#### [Task directions]
Return all of the entries exactly as written.

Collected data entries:
# # #
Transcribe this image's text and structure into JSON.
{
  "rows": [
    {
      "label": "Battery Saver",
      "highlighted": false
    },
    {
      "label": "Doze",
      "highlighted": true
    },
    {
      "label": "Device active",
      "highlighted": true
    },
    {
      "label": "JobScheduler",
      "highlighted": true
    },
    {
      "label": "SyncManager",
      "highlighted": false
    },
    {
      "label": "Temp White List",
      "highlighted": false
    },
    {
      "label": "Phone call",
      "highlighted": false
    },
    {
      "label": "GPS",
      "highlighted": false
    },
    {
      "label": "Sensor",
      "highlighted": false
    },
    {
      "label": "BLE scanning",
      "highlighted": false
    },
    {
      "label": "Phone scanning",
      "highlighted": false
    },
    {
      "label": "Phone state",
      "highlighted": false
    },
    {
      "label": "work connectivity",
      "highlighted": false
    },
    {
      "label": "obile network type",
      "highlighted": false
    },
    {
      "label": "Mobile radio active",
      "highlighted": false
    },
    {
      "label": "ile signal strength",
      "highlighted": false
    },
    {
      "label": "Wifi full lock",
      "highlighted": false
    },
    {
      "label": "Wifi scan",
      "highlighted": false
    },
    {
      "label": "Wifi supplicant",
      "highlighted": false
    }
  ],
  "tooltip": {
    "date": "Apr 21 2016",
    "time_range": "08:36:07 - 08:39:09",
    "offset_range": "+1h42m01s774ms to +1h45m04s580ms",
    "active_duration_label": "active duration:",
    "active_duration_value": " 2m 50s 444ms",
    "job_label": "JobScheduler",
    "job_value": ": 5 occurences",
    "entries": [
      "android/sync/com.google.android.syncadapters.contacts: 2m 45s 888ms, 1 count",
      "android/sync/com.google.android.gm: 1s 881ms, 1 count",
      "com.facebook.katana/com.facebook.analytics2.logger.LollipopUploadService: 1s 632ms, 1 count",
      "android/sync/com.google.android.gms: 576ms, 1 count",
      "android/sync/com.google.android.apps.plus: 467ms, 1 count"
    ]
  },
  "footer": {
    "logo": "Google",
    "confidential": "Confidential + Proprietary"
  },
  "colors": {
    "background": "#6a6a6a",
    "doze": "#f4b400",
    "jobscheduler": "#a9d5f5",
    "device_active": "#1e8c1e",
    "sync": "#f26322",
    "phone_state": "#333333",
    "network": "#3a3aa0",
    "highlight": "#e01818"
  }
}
# # #
#### [Full solution]
Transcribe this image's text and structure into JSON.
{
  "rows": [
    {
      "label": "Battery Saver",
      "highlighted": false
    },
    {
      "label": "Doze",
      "highlighted": true
    },
    {
      "label": "Device active",
      "highlighted": true
    },
    {
      "label": "JobScheduler",
      "highlighted": true
    },
    {
      "label": "SyncManager",
      "highlighted": false
    },
    {
      "label": "Temp White List",
      "highlighted": false
    },
    {
      "label": "Phone call",
      "highlighted": false
    },
    {
      "label": "GPS",
      "highlighted": false
    },
    {
      "label": "Sensor",
      "highlighted": false
    },
    {
      "label": "BLE scanning",
      "highlighted": false
    },
    {
      "label": "Phone scanning",
      "highlighted": false
    },
    {
      "label": "Phone state",
      "highlighted": false
    },
    {
      "label": "work connectivity",
      "highlighted": false
    },
    {
      "label": "obile network type",
      "highlighted": false
    },
    {
      "label": "Mobile radio active",
      "highlighted": false
    },
    {
      "label": "ile signal strength",
      "highlighted": false
    },
    {
      "label": "Wifi full lock",
      "highlighted": false
    },
    {
      "label": "Wifi scan",
      "highlighted": false
    },
    {
      "label": "Wifi supplicant",
      "highlighted": false
    }
  ],
  "tooltip": {
    "date": "Apr 21 2016",
    "time_range": "08:36:07 - 08:39:09",
    "offset_range": "+1h42m01s774ms to +1h45m04s580ms",
    "active_duration_label": "active duration:",
    "active_duration_value": " 2m 50s 444ms",
    "job_label": "JobScheduler",
    "job_value": ": 5 occurences",
    "entries": [
      "android/sync/com.google.android.syncadapters.contacts: 2m 45s 888ms, 1 count",
      "android/sync/com.google.android.gm: 1s 881ms, 1 count",
      "com.facebook.katana/com.facebook.analytics2.logger.LollipopUploadService: 1s 632ms, 1 count",
      "android/sync/com.google.android.gms: 576ms, 1 count",
      "android/sync/com.google.android.apps.plus: 467ms, 1 count"
    ]
  },
  "footer": {
    "logo": "Google",
    "confidential": "Confidential + Proprietary"
  },
  "colors": {
    "background": "#6a6a6a",
    "doze": "#f4b400",
    "jobscheduler": "#a9d5f5",
    "device_active": "#1e8c1e",
    "sync": "#f26322",
    "phone_state": "#333333",
    "network": "#3a3aa0",
    "highlight": "#e01818"
  }
}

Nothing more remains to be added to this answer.